THE TASK. Write the records out again, precisely as they stand.

PROVIDED INFORMATION.
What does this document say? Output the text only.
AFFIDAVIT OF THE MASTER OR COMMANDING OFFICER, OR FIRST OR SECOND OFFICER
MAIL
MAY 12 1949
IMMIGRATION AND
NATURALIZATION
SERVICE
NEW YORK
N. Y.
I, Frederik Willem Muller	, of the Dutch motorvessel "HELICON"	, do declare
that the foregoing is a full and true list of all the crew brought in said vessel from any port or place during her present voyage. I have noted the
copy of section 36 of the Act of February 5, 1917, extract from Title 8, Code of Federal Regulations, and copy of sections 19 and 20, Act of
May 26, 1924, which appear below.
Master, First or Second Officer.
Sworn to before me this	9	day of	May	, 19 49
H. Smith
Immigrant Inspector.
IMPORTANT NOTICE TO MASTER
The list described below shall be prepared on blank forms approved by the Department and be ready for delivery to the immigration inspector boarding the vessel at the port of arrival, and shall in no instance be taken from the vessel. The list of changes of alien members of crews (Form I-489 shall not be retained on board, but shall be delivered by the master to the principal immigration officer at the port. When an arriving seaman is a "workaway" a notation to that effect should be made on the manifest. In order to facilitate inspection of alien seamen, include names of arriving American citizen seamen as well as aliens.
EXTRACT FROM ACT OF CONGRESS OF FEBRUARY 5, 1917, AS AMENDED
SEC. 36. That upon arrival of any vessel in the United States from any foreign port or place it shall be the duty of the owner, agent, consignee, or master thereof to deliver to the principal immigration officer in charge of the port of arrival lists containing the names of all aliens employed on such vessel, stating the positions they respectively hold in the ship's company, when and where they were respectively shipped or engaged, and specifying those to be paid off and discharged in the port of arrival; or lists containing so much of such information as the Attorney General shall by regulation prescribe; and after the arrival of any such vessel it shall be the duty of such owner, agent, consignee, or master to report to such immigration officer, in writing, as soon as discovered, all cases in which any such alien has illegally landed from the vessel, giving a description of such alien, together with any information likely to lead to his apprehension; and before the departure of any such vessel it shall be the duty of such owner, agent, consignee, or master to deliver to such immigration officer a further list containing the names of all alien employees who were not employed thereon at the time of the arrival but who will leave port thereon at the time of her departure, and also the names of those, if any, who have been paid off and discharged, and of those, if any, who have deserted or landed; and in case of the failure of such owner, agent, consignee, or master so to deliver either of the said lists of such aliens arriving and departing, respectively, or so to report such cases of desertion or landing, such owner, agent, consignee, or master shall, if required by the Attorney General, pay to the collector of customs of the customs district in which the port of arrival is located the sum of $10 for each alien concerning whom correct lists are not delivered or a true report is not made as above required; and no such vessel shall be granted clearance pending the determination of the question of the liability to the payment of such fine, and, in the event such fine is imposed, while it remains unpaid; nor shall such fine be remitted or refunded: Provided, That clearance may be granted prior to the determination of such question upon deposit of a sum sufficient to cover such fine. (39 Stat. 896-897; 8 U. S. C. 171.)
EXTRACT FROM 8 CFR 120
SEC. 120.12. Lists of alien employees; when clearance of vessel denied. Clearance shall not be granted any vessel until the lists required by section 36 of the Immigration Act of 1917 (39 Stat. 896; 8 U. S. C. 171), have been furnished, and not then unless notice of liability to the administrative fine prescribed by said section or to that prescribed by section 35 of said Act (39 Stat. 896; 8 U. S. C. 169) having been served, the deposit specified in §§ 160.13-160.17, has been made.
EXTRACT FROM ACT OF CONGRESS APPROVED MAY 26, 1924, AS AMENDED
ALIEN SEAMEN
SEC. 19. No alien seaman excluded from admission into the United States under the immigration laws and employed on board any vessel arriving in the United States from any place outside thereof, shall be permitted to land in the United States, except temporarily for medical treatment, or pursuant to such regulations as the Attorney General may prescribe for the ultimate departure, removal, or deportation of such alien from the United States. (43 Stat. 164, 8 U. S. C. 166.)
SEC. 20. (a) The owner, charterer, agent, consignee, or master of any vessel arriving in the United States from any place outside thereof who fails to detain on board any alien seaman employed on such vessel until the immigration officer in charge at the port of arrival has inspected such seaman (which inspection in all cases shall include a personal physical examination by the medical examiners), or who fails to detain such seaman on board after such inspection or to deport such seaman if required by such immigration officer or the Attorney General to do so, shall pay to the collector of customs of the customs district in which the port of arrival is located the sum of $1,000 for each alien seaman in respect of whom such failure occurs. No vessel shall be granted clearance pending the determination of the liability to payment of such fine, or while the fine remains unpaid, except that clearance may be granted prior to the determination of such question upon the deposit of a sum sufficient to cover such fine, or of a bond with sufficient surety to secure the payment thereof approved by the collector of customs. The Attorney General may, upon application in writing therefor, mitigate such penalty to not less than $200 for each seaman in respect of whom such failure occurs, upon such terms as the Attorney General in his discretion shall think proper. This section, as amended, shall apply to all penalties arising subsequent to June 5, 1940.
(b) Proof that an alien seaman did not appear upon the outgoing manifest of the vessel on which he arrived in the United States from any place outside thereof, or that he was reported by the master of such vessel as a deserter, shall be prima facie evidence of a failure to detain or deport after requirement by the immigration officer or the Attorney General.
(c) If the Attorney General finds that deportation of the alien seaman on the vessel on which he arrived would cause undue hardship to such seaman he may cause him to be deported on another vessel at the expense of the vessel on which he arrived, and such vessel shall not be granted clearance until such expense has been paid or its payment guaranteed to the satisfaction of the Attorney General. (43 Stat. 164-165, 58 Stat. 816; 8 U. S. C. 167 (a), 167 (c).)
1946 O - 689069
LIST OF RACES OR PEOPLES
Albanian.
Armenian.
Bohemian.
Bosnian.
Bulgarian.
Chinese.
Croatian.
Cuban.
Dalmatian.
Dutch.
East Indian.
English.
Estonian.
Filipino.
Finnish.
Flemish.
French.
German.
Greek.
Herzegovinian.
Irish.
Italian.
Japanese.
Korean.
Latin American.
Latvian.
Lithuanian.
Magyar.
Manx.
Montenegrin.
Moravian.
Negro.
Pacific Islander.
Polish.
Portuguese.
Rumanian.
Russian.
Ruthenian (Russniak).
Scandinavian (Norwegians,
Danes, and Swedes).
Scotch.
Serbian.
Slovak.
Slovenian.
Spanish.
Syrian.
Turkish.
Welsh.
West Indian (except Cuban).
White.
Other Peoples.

EXERCISE RESPONSE.
What does this document say? Output the text only.
AFFIDAVIT OF THE MASTER OR COMMANDING OFFICER, OR FIRST OR SECOND OFFICER
MAIL
MAY 12 1949
IMMIGRATION AND
NATURALIZATION
SERVICE
NEW YORK
N. Y.
I, Frederik Willem Muller	, of the Dutch motorvessel "HELICON"	, do declare
that the foregoing is a full and true list of all the crew brought in said vessel from any port or place during her present voyage. I have noted the
copy of section 36 of the Act of February 5, 1917, extract from Title 8, Code of Federal Regulations, and copy of sections 19 and 20, Act of
May 26, 1924, which appear below.
Master, First or Second Officer.
Sworn to before me this	9	day of	May	, 19 49
H. Smith
Immigrant Inspector.
IMPORTANT NOTICE TO MASTER
The list described below shall be prepared on blank forms approved by the Department and be ready for delivery to the immigration inspector boarding the vessel at the port of arrival, and shall in no instance be taken from the vessel. The list of changes of alien members of crews (Form I-489 shall not be retained on board, but shall be delivered by the master to the principal immigration officer at the port. When an arriving seaman is a "workaway" a notation to that effect should be made on the manifest. In order to facilitate inspection of alien seamen, include names of arriving American citizen seamen as well as aliens.
EXTRACT FROM ACT OF CONGRESS OF FEBRUARY 5, 1917, AS AMENDED
SEC. 36. That upon arrival of any vessel in the United States from any foreign port or place it shall be the duty of the owner, agent, consignee, or master thereof to deliver to the principal immigration officer in charge of the port of arrival lists containing the names of all aliens employed on such vessel, stating the positions they respectively hold in the ship's company, when and where they were respectively shipped or engaged, and specifying those to be paid off and discharged in the port of arrival; or lists containing so much of such information as the Attorney General shall by regulation prescribe; and after the arrival of any such vessel it shall be the duty of such owner, agent, consignee, or master to report to such immigration officer, in writing, as soon as discovered, all cases in which any such alien has illegally landed from the vessel, giving a description of such alien, together with any information likely to lead to his apprehension; and before the departure of any such vessel it shall be the duty of such owner, agent, consignee, or master to deliver to such immigration officer a further list containing the names of all alien employees who were not employed thereon at the time of the arrival but who will leave port thereon at the time of her departure, and also the names of those, if any, who have been paid off and discharged, and of those, if any, who have deserted or landed; and in case of the failure of such owner, agent, consignee, or master so to deliver either of the said lists of such aliens arriving and departing, respectively, or so to report such cases of desertion or landing, such owner, agent, consignee, or master shall, if required by the Attorney General, pay to the collector of customs of the customs district in which the port of arrival is located the sum of $10 for each alien concerning whom correct lists are not delivered or a true report is not made as above required; and no such vessel shall be granted clearance pending the determination of the question of the liability to the payment of such fine, and, in the event such fine is imposed, while it remains unpaid; nor shall such fine be remitted or refunded: Provided, That clearance may be granted prior to the determination of such question upon deposit of a sum sufficient to cover such fine. (39 Stat. 896-897; 8 U. S. C. 171.)
EXTRACT FROM 8 CFR 120
SEC. 120.12. Lists of alien employees; when clearance of vessel denied. Clearance shall not be granted any vessel until the lists required by section 36 of the Immigration Act of 1917 (39 Stat. 896; 8 U. S. C. 171), have been furnished, and not then unless notice of liability to the administrative fine prescribed by said section or to that prescribed by section 35 of said Act (39 Stat. 896; 8 U. S. C. 169) having been served, the deposit specified in §§ 160.13-160.17, has been made.
EXTRACT FROM ACT OF CONGRESS APPROVED MAY 26, 1924, AS AMENDED
ALIEN SEAMEN
SEC. 19. No alien seaman excluded from admission into the United States under the immigration laws and employed on board any vessel arriving in the United States from any place outside thereof, shall be permitted to land in the United States, except temporarily for medical treatment, or pursuant to such regulations as the Attorney General may prescribe for the ultimate departure, removal, or deportation of such alien from the United States. (43 Stat. 164, 8 U. S. C. 166.)
SEC. 20. (a) The owner, charterer, agent, consignee, or master of any vessel arriving in the United States from any place outside thereof who fails to detain on board any alien seaman employed on such vessel until the immigration officer in charge at the port of arrival has inspected such seaman (which inspection in all cases shall include a personal physical examination by the medical examiners), or who fails to detain such seaman on board after such inspection or to deport such seaman if required by such immigration officer or the Attorney General to do so, shall pay to the collector of customs of the customs district in which the port of arrival is located the sum of $1,000 for each alien seaman in respect of whom such failure occurs. No vessel shall be granted clearance pending the determination of the liability to payment of such fine, or while the fine remains unpaid, except that clearance may be granted prior to the determination of such question upon the deposit of a sum sufficient to cover such fine, or of a bond with sufficient surety to secure the payment thereof approved by the collector of customs. The Attorney General may, upon application in writing therefor, mitigate such penalty to not less than $200 for each seaman in respect of whom such failure occurs, upon such terms as the Attorney General in his discretion shall think proper. This section, as amended, shall apply to all penalties arising subsequent to June 5, 1940.
(b) Proof that an alien seaman did not appear upon the outgoing manifest of the vessel on which he arrived in the United States from any place outside thereof, or that he was reported by the master of such vessel as a deserter, shall be prima facie evidence of a failure to detain or deport after requirement by the immigration officer or the Attorney General.
(c) If the Attorney General finds that deportation of the alien seaman on the vessel on which he arrived would cause undue hardship to such seaman he may cause him to be deported on another vessel at the expense of the vessel on which he arrived, and such vessel shall not be granted clearance until such expense has been paid or its payment guaranteed to the satisfaction of the Attorney General. (43 Stat. 164-165, 58 Stat. 816; 8 U. S. C. 167 (a), 167 (c).)
1946 O - 689069
LIST OF RACES OR PEOPLES
Albanian.
Armenian.
Bohemian.
Bosnian.
Bulgarian.
Chinese.
Croatian.
Cuban.
Dalmatian.
Dutch.
East Indian.
English.
Estonian.
Filipino.
Finnish.
Flemish.
French.
German.
Greek.
Herzegovinian.
Irish.
Italian.
Japanese.
Korean.
Latin American.
Latvian.
Lithuanian.
Magyar.
Manx.
Montenegrin.
Moravian.
Negro.
Pacific Islander.
Polish.
Portuguese.
Rumanian.
Russian.
Ruthenian (Russniak).
Scandinavian (Norwegians,
Danes, and Swedes).
Scotch.
Serbian.
Slovak.
Slovenian.
Spanish.
Syrian.
Turkish.
Welsh.
West Indian (except Cuban).
White.
Other Peoples.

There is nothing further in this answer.